((

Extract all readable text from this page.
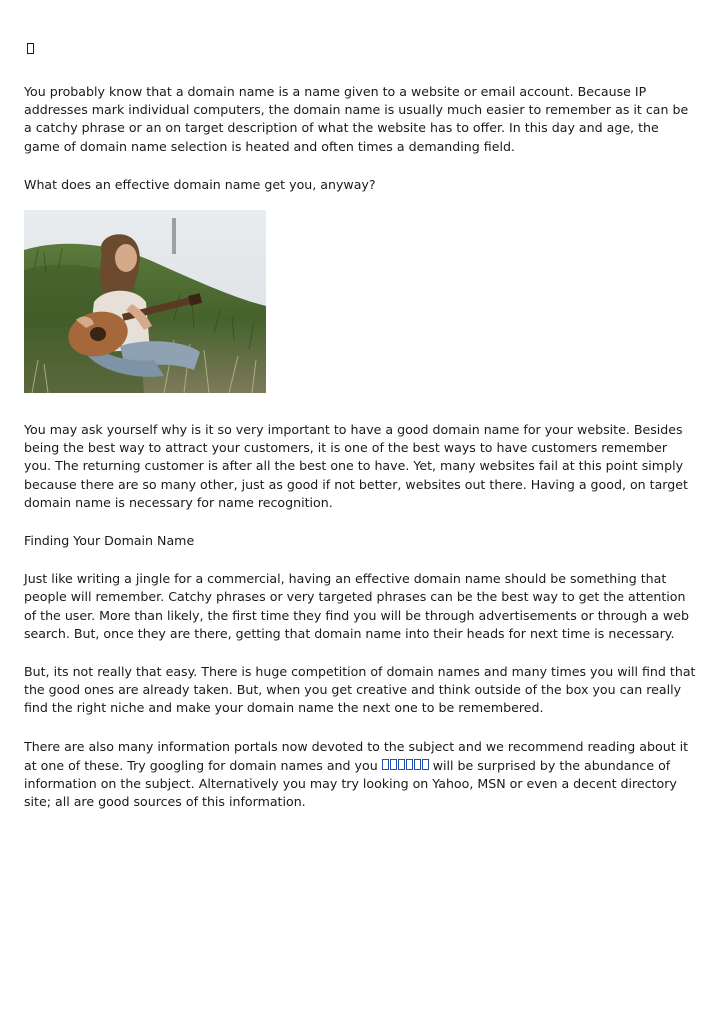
You probably know that a domain name is a name given to a website or email account. Because IP addresses mark individual computers, the domain name is usually much easier to remember as it can be a catchy phrase or an on target description of what the website has to offer. In this day and age, the game of domain name selection is heated and often times a demanding field.

What does an effective domain name get you, anyway?

You may ask yourself why is it so very important to have a good domain name for your website. Besides being the best way to attract your customers, it is one of the best ways to have customers remember you. The returning customer is after all the best one to have. Yet, many websites fail at this point simply because there are so many other, just as good if not better, websites out there. Having a good, on target domain name is necessary for name recognition.

Finding Your Domain Name

Just like writing a jingle for a commercial, having an effective domain name should be something that people will remember. Catchy phrases or very targeted phrases can be the best way to get the attention of the user. More than likely, the first time they find you will be through advertisements or through a web search. But, once they are there, getting that domain name into their heads for next time is necessary.

But, its not really that easy. There is huge competition of domain names and many times you will find that the good ones are already taken. But, when you get creative and think outside of the box you can really find the right niche and make your domain name the next one to be remembered.

There are also many information portals now devoted to the subject and we recommend reading about it at one of these. Try googling for domain names and you	will be surprised by the abundance of information on the subject. Alternatively you may try looking on Yahoo, MSN or even a decent directory site; all are good sources of this information.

))

# Objective:
Return all of the data exactly as written, and drop the pictures.

# Response to this task:
Extract all readable text from this page.
You probably know that a domain name is a name given to a website or email account. Because IP addresses mark individual computers, the domain name is usually much easier to remember as it can be a catchy phrase or an on target description of what the website has to offer. In this day and age, the game of domain name selection is heated and often times a demanding field.

What does an effective domain name get you, anyway?

You may ask yourself why is it so very important to have a good domain name for your website. Besides being the best way to attract your customers, it is one of the best ways to have customers remember you. The returning customer is after all the best one to have. Yet, many websites fail at this point simply because there are so many other, just as good if not better, websites out there. Having a good, on target domain name is necessary for name recognition.

Finding Your Domain Name

Just like writing a jingle for a commercial, having an effective domain name should be something that people will remember. Catchy phrases or very targeted phrases can be the best way to get the attention of the user. More than likely, the first time they find you will be through advertisements or through a web search. But, once they are there, getting that domain name into their heads for next time is necessary.

But, its not really that easy. There is huge competition of domain names and many times you will find that the good ones are already taken. But, when you get creative and think outside of the box you can really find the right niche and make your domain name the next one to be remembered.

There are also many information portals now devoted to the subject and we recommend reading about it at one of these. Try googling for domain names and you	will be surprised by the abundance of information on the subject. Alternatively you may try looking on Yahoo, MSN or even a decent directory site; all are good sources of this information.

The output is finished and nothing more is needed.